───── Task input

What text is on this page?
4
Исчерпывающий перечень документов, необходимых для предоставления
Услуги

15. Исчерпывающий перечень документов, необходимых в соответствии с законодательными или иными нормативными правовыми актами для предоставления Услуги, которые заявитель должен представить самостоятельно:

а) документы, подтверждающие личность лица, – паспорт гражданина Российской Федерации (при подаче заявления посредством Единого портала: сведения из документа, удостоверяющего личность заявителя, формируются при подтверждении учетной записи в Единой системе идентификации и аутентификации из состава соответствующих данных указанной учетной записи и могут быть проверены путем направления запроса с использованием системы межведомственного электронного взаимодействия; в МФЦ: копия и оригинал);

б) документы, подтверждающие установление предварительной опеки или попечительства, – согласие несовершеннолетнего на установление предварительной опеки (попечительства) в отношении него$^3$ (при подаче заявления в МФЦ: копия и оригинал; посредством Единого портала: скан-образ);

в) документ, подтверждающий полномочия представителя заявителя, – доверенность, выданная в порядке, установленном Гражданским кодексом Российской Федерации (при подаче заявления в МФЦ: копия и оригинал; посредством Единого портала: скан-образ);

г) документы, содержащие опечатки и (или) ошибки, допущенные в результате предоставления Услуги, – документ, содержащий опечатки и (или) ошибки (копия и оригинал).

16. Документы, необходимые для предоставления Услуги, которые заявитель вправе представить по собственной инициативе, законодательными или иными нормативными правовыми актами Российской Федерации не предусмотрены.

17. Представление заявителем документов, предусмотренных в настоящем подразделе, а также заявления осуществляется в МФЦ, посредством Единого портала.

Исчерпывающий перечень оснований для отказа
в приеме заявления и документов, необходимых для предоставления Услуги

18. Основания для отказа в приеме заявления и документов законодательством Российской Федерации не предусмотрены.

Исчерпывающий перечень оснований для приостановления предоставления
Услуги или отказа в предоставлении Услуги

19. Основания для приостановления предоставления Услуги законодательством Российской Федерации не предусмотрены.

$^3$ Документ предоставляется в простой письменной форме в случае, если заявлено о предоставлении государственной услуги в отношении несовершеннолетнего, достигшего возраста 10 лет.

──────────

### What this task involves
Pull out every line of the records that includes the string "Основания".

### Written response
18. Основания для отказа в приеме заявления и документов законодательством Российской Федерации не предусмотрены.
19. Основания для приостановления предоставления Услуги законодательством Российской Федерации не предусмотрены.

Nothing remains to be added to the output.